■ **THE REQUEST**
Are you able to retype all the records below exactly?

■ **EXERCISE INPUT**
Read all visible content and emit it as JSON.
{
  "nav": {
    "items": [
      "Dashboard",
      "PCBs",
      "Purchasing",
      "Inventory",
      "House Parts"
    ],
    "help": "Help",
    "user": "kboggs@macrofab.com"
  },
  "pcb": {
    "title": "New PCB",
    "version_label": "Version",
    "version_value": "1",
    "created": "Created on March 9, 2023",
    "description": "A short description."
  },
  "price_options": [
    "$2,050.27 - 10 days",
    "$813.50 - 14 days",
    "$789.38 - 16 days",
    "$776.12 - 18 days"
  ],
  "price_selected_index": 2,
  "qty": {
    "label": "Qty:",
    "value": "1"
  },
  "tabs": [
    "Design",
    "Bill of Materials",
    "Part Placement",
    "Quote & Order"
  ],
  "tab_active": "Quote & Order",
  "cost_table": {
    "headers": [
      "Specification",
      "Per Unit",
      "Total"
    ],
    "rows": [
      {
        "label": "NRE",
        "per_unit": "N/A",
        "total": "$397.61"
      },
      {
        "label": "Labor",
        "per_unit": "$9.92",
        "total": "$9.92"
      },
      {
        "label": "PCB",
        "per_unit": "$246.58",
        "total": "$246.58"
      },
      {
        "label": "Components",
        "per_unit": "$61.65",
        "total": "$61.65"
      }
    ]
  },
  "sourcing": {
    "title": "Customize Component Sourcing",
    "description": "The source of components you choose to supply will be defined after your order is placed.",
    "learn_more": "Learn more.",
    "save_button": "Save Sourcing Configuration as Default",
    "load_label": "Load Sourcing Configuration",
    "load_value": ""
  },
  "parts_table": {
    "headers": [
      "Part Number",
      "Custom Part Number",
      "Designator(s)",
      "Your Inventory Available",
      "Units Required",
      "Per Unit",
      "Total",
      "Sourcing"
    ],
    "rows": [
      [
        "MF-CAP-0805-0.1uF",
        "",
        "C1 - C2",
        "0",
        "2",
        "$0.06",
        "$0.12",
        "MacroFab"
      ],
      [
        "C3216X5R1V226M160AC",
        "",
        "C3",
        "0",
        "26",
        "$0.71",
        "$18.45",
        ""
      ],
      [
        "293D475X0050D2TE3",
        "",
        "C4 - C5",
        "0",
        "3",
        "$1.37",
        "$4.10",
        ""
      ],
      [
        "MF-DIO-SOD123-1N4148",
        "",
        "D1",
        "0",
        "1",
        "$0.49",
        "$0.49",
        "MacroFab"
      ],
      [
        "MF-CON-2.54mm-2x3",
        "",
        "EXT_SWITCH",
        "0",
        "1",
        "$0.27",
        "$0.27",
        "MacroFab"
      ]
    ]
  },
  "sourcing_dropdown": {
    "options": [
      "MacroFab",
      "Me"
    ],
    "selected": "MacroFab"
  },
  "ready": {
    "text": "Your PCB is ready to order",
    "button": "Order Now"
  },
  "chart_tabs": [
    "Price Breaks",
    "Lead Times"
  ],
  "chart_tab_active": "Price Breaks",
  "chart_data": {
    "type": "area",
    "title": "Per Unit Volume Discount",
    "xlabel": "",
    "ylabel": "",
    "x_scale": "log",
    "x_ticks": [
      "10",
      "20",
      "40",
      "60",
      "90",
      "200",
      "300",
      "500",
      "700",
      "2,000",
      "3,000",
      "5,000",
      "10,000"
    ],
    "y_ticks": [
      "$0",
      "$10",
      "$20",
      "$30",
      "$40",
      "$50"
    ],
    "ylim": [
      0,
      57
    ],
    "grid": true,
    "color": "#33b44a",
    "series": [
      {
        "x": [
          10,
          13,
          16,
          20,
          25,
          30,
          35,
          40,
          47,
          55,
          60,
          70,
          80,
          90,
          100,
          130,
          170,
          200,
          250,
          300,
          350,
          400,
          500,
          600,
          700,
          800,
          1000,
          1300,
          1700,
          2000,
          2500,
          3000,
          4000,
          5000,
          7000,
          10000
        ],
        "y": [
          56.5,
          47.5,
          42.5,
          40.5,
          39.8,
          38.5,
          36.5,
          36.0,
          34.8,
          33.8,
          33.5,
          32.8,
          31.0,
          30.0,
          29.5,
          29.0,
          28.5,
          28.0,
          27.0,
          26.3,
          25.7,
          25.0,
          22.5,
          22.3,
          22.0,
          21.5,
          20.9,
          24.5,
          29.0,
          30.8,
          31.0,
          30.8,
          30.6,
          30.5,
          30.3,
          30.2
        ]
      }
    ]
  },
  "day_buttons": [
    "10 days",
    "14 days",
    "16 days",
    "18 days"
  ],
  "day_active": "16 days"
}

■ **OUTPUT FOR THIS TASK**
Read all visible content and emit it as JSON.
{
  "nav": {
    "items": [
      "Dashboard",
      "PCBs",
      "Purchasing",
      "Inventory",
      "House Parts"
    ],
    "help": "Help",
    "user": "kboggs@macrofab.com"
  },
  "pcb": {
    "title": "New PCB",
    "version_label": "Version",
    "version_value": "1",
    "created": "Created on March 9, 2023",
    "description": "A short description."
  },
  "price_options": [
    "$2,050.27 - 10 days",
    "$813.50 - 14 days",
    "$789.38 - 16 days",
    "$776.12 - 18 days"
  ],
  "price_selected_index": 2,
  "qty": {
    "label": "Qty:",
    "value": "1"
  },
  "tabs": [
    "Design",
    "Bill of Materials",
    "Part Placement",
    "Quote & Order"
  ],
  "tab_active": "Quote & Order",
  "cost_table": {
    "headers": [
      "Specification",
      "Per Unit",
      "Total"
    ],
    "rows": [
      {
        "label": "NRE",
        "per_unit": "N/A",
        "total": "$397.61"
      },
      {
        "label": "Labor",
        "per_unit": "$9.92",
        "total": "$9.92"
      },
      {
        "label": "PCB",
        "per_unit": "$246.58",
        "total": "$246.58"
      },
      {
        "label": "Components",
        "per_unit": "$61.65",
        "total": "$61.65"
      }
    ]
  },
  "sourcing": {
    "title": "Customize Component Sourcing",
    "description": "The source of components you choose to supply will be defined after your order is placed.",
    "learn_more": "Learn more.",
    "save_button": "Save Sourcing Configuration as Default",
    "load_label": "Load Sourcing Configuration",
    "load_value": ""
  },
  "parts_table": {
    "headers": [
      "Part Number",
      "Custom Part Number",
      "Designator(s)",
      "Your Inventory Available",
      "Units Required",
      "Per Unit",
      "Total",
      "Sourcing"
    ],
    "rows": [
      [
        "MF-CAP-0805-0.1uF",
        "",
        "C1 - C2",
        "0",
        "2",
        "$0.06",
        "$0.12",
        "MacroFab"
      ],
      [
        "C3216X5R1V226M160AC",
        "",
        "C3",
        "0",
        "26",
        "$0.71",
        "$18.45",
        ""
      ],
      [
        "293D475X0050D2TE3",
        "",
        "C4 - C5",
        "0",
        "3",
        "$1.37",
        "$4.10",
        ""
      ],
      [
        "MF-DIO-SOD123-1N4148",
        "",
        "D1",
        "0",
        "1",
        "$0.49",
        "$0.49",
        "MacroFab"
      ],
      [
        "MF-CON-2.54mm-2x3",
        "",
        "EXT_SWITCH",
        "0",
        "1",
        "$0.27",
        "$0.27",
        "MacroFab"
      ]
    ]
  },
  "sourcing_dropdown": {
    "options": [
      "MacroFab",
      "Me"
    ],
    "selected": "MacroFab"
  },
  "ready": {
    "text": "Your PCB is ready to order",
    "button": "Order Now"
  },
  "chart_tabs": [
    "Price Breaks",
    "Lead Times"
  ],
  "chart_tab_active": "Price Breaks",
  "chart_data": {
    "type": "area",
    "title": "Per Unit Volume Discount",
    "xlabel": "",
    "ylabel": "",
    "x_scale": "log",
    "x_ticks": [
      "10",
      "20",
      "40",
      "60",
      "90",
      "200",
      "300",
      "500",
      "700",
      "2,000",
      "3,000",
      "5,000",
      "10,000"
    ],
    "y_ticks": [
      "$0",
      "$10",
      "$20",
      "$30",
      "$40",
      "$50"
    ],
    "ylim": [
      0,
      57
    ],
    "grid": true,
    "color": "#33b44a",
    "series": [
      {
        "x": [
          10,
          13,
          16,
          20,
          25,
          30,
          35,
          40,
          47,
          55,
          60,
          70,
          80,
          90,
          100,
          130,
          170,
          200,
          250,
          300,
          350,
          400,
          500,
          600,
          700,
          800,
          1000,
          1300,
          1700,
          2000,
          2500,
          3000,
          4000,
          5000,
          7000,
          10000
        ],
        "y": [
          56.5,
          47.5,
          42.5,
          40.5,
          39.8,
          38.5,
          36.5,
          36.0,
          34.8,
          33.8,
          33.5,
          32.8,
          31.0,
          30.0,
          29.5,
          29.0,
          28.5,
          28.0,
          27.0,
          26.3,
          25.7,
          25.0,
          22.5,
          22.3,
          22.0,
          21.5,
          20.9,
          24.5,
          29.0,
          30.8,
          31.0,
          30.8,
          30.6,
          30.5,
          30.3,
          30.2
        ]
      }
    ]
  },
  "day_buttons": [
    "10 days",
    "14 days",
    "16 days",
    "18 days"
  ],
  "day_active": "16 days"
}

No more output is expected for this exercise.